Objective: Repeat every line below exactly as it reads.

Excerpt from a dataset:
====
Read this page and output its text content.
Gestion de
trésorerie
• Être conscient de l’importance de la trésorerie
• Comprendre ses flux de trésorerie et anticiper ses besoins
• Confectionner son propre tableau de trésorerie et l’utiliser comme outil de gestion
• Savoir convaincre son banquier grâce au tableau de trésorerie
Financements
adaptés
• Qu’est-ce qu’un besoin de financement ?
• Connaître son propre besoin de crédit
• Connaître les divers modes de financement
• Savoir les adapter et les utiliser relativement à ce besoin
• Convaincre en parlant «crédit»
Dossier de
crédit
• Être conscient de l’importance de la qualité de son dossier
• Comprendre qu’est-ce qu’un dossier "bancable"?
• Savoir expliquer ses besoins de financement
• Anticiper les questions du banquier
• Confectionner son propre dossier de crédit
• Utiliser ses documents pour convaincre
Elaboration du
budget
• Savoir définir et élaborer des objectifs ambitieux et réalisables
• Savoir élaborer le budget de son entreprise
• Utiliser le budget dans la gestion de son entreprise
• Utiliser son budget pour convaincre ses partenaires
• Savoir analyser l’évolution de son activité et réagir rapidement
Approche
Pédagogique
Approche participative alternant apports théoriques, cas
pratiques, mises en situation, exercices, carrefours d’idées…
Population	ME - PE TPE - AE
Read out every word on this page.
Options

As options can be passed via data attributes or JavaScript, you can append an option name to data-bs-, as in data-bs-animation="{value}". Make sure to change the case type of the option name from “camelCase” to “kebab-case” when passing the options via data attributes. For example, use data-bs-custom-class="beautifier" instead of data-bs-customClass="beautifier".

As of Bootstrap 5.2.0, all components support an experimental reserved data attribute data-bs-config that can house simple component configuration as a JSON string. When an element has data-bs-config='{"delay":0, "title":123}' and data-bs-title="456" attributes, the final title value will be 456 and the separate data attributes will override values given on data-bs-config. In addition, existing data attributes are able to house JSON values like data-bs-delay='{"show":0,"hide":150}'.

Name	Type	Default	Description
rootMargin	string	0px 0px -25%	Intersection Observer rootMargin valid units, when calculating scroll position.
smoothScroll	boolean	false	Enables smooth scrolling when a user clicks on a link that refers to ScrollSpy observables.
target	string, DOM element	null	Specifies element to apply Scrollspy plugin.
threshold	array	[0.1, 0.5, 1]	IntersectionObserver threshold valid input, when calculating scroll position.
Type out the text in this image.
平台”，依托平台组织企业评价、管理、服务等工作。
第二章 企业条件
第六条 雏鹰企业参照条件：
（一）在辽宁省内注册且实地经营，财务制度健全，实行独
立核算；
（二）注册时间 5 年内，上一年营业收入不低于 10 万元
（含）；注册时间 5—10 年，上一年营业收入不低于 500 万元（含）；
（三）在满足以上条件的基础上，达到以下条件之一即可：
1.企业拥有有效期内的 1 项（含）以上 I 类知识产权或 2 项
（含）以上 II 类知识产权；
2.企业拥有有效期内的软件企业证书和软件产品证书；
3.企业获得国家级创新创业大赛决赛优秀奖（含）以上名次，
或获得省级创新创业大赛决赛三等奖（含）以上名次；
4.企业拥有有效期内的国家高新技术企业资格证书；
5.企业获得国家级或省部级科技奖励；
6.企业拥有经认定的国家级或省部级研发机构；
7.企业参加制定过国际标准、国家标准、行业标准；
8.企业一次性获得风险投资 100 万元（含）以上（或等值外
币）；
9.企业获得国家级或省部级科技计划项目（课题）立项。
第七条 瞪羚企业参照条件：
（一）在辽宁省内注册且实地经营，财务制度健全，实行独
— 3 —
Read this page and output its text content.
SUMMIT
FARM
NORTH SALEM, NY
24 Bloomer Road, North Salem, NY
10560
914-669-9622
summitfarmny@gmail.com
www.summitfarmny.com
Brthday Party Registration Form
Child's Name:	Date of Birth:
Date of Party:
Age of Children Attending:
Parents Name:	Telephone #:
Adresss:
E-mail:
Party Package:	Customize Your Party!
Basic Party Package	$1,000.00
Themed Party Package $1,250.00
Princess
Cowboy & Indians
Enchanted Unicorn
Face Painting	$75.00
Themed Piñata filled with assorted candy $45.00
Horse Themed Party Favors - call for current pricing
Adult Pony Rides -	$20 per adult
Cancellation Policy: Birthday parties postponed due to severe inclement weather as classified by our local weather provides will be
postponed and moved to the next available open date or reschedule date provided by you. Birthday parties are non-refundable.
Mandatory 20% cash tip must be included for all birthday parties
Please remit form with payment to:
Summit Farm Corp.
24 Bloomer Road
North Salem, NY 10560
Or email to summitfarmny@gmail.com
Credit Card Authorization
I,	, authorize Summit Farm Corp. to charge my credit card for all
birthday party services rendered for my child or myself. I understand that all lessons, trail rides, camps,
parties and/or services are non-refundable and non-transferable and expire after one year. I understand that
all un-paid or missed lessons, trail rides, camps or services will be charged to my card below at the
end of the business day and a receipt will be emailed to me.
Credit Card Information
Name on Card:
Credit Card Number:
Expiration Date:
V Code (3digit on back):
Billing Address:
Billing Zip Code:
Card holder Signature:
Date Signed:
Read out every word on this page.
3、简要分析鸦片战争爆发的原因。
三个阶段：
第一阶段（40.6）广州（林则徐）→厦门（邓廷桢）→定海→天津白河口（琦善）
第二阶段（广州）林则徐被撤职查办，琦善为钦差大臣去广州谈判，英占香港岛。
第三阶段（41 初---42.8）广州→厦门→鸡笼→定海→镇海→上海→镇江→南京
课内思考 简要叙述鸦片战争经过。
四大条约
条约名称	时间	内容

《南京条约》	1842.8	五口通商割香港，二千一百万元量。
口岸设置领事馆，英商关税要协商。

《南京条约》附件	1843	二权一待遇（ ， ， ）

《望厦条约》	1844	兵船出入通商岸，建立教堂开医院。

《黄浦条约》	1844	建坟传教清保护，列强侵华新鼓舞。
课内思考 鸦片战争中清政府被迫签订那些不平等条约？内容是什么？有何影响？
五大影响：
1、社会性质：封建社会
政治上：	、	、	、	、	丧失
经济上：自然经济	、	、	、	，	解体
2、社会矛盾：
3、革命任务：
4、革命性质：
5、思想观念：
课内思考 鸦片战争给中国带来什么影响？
====
Exercise answer:
Read this page and output its text content.
Gestion de
trésorerie
• Être conscient de l’importance de la trésorerie
• Comprendre ses flux de trésorerie et anticiper ses besoins
• Confectionner son propre tableau de trésorerie et l’utiliser comme outil de gestion
• Savoir convaincre son banquier grâce au tableau de trésorerie
Financements
adaptés
• Qu’est-ce qu’un besoin de financement ?
• Connaître son propre besoin de crédit
• Connaître les divers modes de financement
• Savoir les adapter et les utiliser relativement à ce besoin
• Convaincre en parlant «crédit»
Dossier de
crédit
• Être conscient de l’importance de la qualité de son dossier
• Comprendre qu’est-ce qu’un dossier "bancable"?
• Savoir expliquer ses besoins de financement
• Anticiper les questions du banquier
• Confectionner son propre dossier de crédit
• Utiliser ses documents pour convaincre
Elaboration du
budget
• Savoir définir et élaborer des objectifs ambitieux et réalisables
• Savoir élaborer le budget de son entreprise
• Utiliser le budget dans la gestion de son entreprise
• Utiliser son budget pour convaincre ses partenaires
• Savoir analyser l’évolution de son activité et réagir rapidement
Approche
Pédagogique
Approche participative alternant apports théoriques, cas
pratiques, mises en situation, exercices, carrefours d’idées…
Population	ME - PE TPE - AE
Read out every word on this page.
Options

As options can be passed via data attributes or JavaScript, you can append an option name to data-bs-, as in data-bs-animation="{value}". Make sure to change the case type of the option name from “camelCase” to “kebab-case” when passing the options via data attributes. For example, use data-bs-custom-class="beautifier" instead of data-bs-customClass="beautifier".

As of Bootstrap 5.2.0, all components support an experimental reserved data attribute data-bs-config that can house simple component configuration as a JSON string. When an element has data-bs-config='{"delay":0, "title":123}' and data-bs-title="456" attributes, the final title value will be 456 and the separate data attributes will override values given on data-bs-config. In addition, existing data attributes are able to house JSON values like data-bs-delay='{"show":0,"hide":150}'.

Name	Type	Default	Description
rootMargin	string	0px 0px -25%	Intersection Observer rootMargin valid units, when calculating scroll position.
smoothScroll	boolean	false	Enables smooth scrolling when a user clicks on a link that refers to ScrollSpy observables.
target	string, DOM element	null	Specifies element to apply Scrollspy plugin.
threshold	array	[0.1, 0.5, 1]	IntersectionObserver threshold valid input, when calculating scroll position.
Type out the text in this image.
平台”，依托平台组织企业评价、管理、服务等工作。
第二章 企业条件
第六条 雏鹰企业参照条件：
（一）在辽宁省内注册且实地经营，财务制度健全，实行独
立核算；
（二）注册时间 5 年内，上一年营业收入不低于 10 万元
（含）；注册时间 5—10 年，上一年营业收入不低于 500 万元（含）；
（三）在满足以上条件的基础上，达到以下条件之一即可：
1.企业拥有有效期内的 1 项（含）以上 I 类知识产权或 2 项
（含）以上 II 类知识产权；
2.企业拥有有效期内的软件企业证书和软件产品证书；
3.企业获得国家级创新创业大赛决赛优秀奖（含）以上名次，
或获得省级创新创业大赛决赛三等奖（含）以上名次；
4.企业拥有有效期内的国家高新技术企业资格证书；
5.企业获得国家级或省部级科技奖励；
6.企业拥有经认定的国家级或省部级研发机构；
7.企业参加制定过国际标准、国家标准、行业标准；
8.企业一次性获得风险投资 100 万元（含）以上（或等值外
币）；
9.企业获得国家级或省部级科技计划项目（课题）立项。
第七条 瞪羚企业参照条件：
（一）在辽宁省内注册且实地经营，财务制度健全，实行独
— 3 —
Read this page and output its text content.
SUMMIT
FARM
NORTH SALEM, NY
24 Bloomer Road, North Salem, NY
10560
914-669-9622
summitfarmny@gmail.com
www.summitfarmny.com
Brthday Party Registration Form
Child's Name:	Date of Birth:
Date of Party:
Age of Children Attending:
Parents Name:	Telephone #:
Adresss:
E-mail:
Party Package:	Customize Your Party!
Basic Party Package	$1,000.00
Themed Party Package $1,250.00
Princess
Cowboy & Indians
Enchanted Unicorn
Face Painting	$75.00
Themed Piñata filled with assorted candy $45.00
Horse Themed Party Favors - call for current pricing
Adult Pony Rides -	$20 per adult
Cancellation Policy: Birthday parties postponed due to severe inclement weather as classified by our local weather provides will be
postponed and moved to the next available open date or reschedule date provided by you. Birthday parties are non-refundable.
Mandatory 20% cash tip must be included for all birthday parties
Please remit form with payment to:
Summit Farm Corp.
24 Bloomer Road
North Salem, NY 10560
Or email to summitfarmny@gmail.com
Credit Card Authorization
I,	, authorize Summit Farm Corp. to charge my credit card for all
birthday party services rendered for my child or myself. I understand that all lessons, trail rides, camps,
parties and/or services are non-refundable and non-transferable and expire after one year. I understand that
all un-paid or missed lessons, trail rides, camps or services will be charged to my card below at the
end of the business day and a receipt will be emailed to me.
Credit Card Information
Name on Card:
Credit Card Number:
Expiration Date:
V Code (3digit on back):
Billing Address:
Billing Zip Code:
Card holder Signature:
Date Signed:
Read out every word on this page.
3、简要分析鸦片战争爆发的原因。
三个阶段：
第一阶段（40.6）广州（林则徐）→厦门（邓廷桢）→定海→天津白河口（琦善）
第二阶段（广州）林则徐被撤职查办，琦善为钦差大臣去广州谈判，英占香港岛。
第三阶段（41 初---42.8）广州→厦门→鸡笼→定海→镇海→上海→镇江→南京
课内思考 简要叙述鸦片战争经过。
四大条约
条约名称	时间	内容

《南京条约》	1842.8	五口通商割香港，二千一百万元量。
口岸设置领事馆，英商关税要协商。

《南京条约》附件	1843	二权一待遇（ ， ， ）

《望厦条约》	1844	兵船出入通商岸，建立教堂开医院。

《黄浦条约》	1844	建坟传教清保护，列强侵华新鼓舞。
课内思考 鸦片战争中清政府被迫签订那些不平等条约？内容是什么？有何影响？
五大影响：
1、社会性质：封建社会
政治上：	、	、	、	、	丧失
经济上：自然经济	、	、	、	，	解体
2、社会矛盾：
3、革命任务：
4、革命性质：
5、思想观念：
课内思考 鸦片战争给中国带来什么影响？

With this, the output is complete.